What you need to do —
How many lines in the entries below contain the string "chart", counting only matches with the same case? Reply with the number alone.

(Stored entries)
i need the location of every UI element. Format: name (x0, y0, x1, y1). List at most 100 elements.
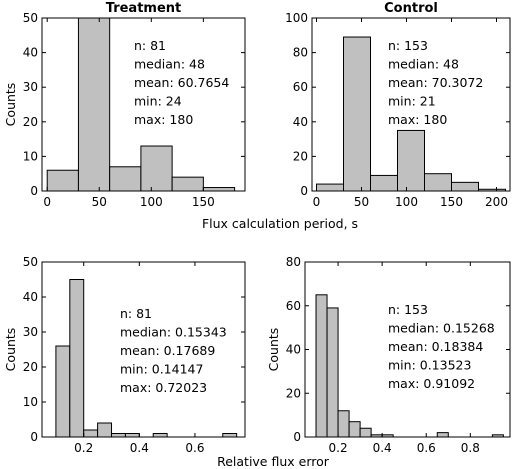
y-tick-label: 20 (23, 115, 38, 129)
y-axis-label: Counts (266, 328, 281, 372)
y-axis-label: Counts (3, 83, 18, 127)
y-tick-label: 10 (23, 149, 38, 163)
histogram-bar (55, 345, 71, 438)
y-tick-label: 20 (23, 360, 38, 374)
plot-frame (311, 17, 511, 192)
histogram-bar (326, 307, 339, 438)
x-tick-label: 0 (43, 195, 51, 209)
x-tick-label: 100 (395, 195, 418, 209)
y-tick-label: 80 (286, 255, 301, 269)
y-tick-label: 40 (23, 290, 38, 304)
x-tick-label: 100 (140, 195, 163, 209)
y-tick-label: 40 (293, 115, 308, 129)
x-tick-label: 150 (192, 195, 215, 209)
x-tick-label: 0.4 (373, 441, 392, 455)
y-tick-label: 80 (293, 46, 308, 60)
x-tick-label: 50 (92, 195, 107, 209)
y-tick-label: 60 (286, 299, 301, 313)
stats-line: min: 21 (388, 94, 436, 109)
histogram-bar (348, 421, 361, 438)
histogram-bar (343, 36, 371, 192)
x-tick-label: 0.2 (74, 441, 93, 455)
panel-control-period: 0 50 100 150 200 0 20 40 60 80 100 Control n: 153 med… (285, 1, 511, 209)
stats-line: max: 0.72023 (120, 380, 207, 395)
panel-treatment-error: 0.2 0.4 0.6 0 10 20 30 40 50 Counts n: 81 median: 0… (3, 255, 246, 455)
x-tick-label: 50 (354, 195, 369, 209)
histogram-bar (109, 166, 142, 192)
y-tick-label: 40 (23, 46, 38, 60)
histogram-bar (83, 429, 99, 438)
histogram-bar (140, 145, 173, 192)
stats-line: median: 0.15268 (388, 321, 495, 336)
stats-line: n: 153 (388, 302, 428, 317)
histogram-bar (69, 279, 85, 438)
panel-treatment-period: 0 50 100 150 0 10 20 30 40 50 Treatment Counts n: 81… (3, 1, 246, 209)
y-tick-label: 20 (293, 149, 308, 163)
stats-line: mean: 0.17689 (120, 343, 215, 358)
y-tick-label: 0 (30, 184, 38, 198)
y-tick-label: 60 (293, 80, 308, 94)
panel-control-error: 0.2 0.4 0.6 0.8 0 20 40 60 80 Counts n: 153 median:… (266, 255, 511, 455)
y-tick-label: 10 (23, 395, 38, 409)
stats-line: min: 24 (134, 94, 182, 109)
x-tick-label: 0.8 (461, 441, 480, 455)
y-axis-label: Counts (3, 328, 18, 372)
stats-line: mean: 0.18384 (388, 339, 483, 354)
y-tick-label: 20 (286, 386, 301, 400)
y-tick-label: 40 (286, 343, 301, 357)
x-tick-label: 0.4 (130, 441, 149, 455)
histogram-bar (222, 433, 238, 438)
y-tick-label: 30 (23, 325, 38, 339)
plot-frame (41, 17, 246, 192)
x-tick-label: 0.6 (417, 441, 436, 455)
histogram-bar (359, 427, 372, 438)
histogram-bar (97, 422, 113, 438)
y-tick-label: 50 (23, 11, 38, 25)
y-tick-label: 30 (23, 80, 38, 94)
stats-line: mean: 70.3072 (388, 75, 483, 90)
x-tick-label: 200 (485, 195, 508, 209)
stats-line: max: 180 (134, 112, 193, 127)
histogram-bar (397, 129, 425, 192)
stats-line: min: 0.14147 (120, 362, 203, 377)
chart-title: Control (384, 1, 438, 16)
histogram-bar (202, 187, 236, 192)
histogram-bar (152, 433, 168, 438)
x-tick-label: 150 (440, 195, 463, 209)
y-tick-label: 50 (23, 255, 38, 269)
y-tick-label: 0 (293, 430, 301, 444)
plot-frame (41, 261, 246, 438)
histogram-bar (316, 183, 344, 192)
stats-line: median: 48 (388, 57, 459, 72)
stats-line: mean: 60.7654 (134, 75, 229, 90)
histogram-bar (46, 169, 79, 192)
y-tick-label: 0 (300, 184, 308, 198)
y-tick-label: 0 (30, 430, 38, 444)
stats-line: median: 0.15343 (120, 325, 227, 340)
histogram-bar (171, 176, 204, 192)
histogram-bar (315, 294, 328, 438)
stats-line: median: 48 (134, 57, 205, 72)
top-x-axis-label: Flux calculation period, s (202, 216, 358, 231)
histogram-bar (337, 410, 350, 438)
stats-line: max: 0.91092 (388, 376, 475, 391)
bottom-x-axis-label: Relative flux error (217, 454, 330, 469)
stats-line: min: 0.13523 (388, 358, 471, 373)
y-tick-label: 100 (285, 11, 308, 25)
x-tick-label: 0.2 (329, 441, 348, 455)
stats-line: max: 180 (388, 112, 447, 127)
chart-title: Treatment (106, 1, 182, 16)
histogram-bar (77, 17, 111, 192)
histogram-bar (436, 432, 449, 438)
histogram-bar (111, 433, 126, 438)
histogram-bar (124, 433, 140, 438)
x-tick-label: 0 (313, 195, 321, 209)
histogram-bar (424, 173, 452, 192)
stats-line: n: 153 (388, 38, 428, 53)
stats-line: n: 81 (120, 306, 152, 321)
histogram-bar (370, 174, 398, 192)
x-tick-label: 0.6 (185, 441, 204, 455)
stats-line: n: 81 (134, 38, 166, 53)
histogram-bar (451, 181, 479, 192)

Result of the task —
2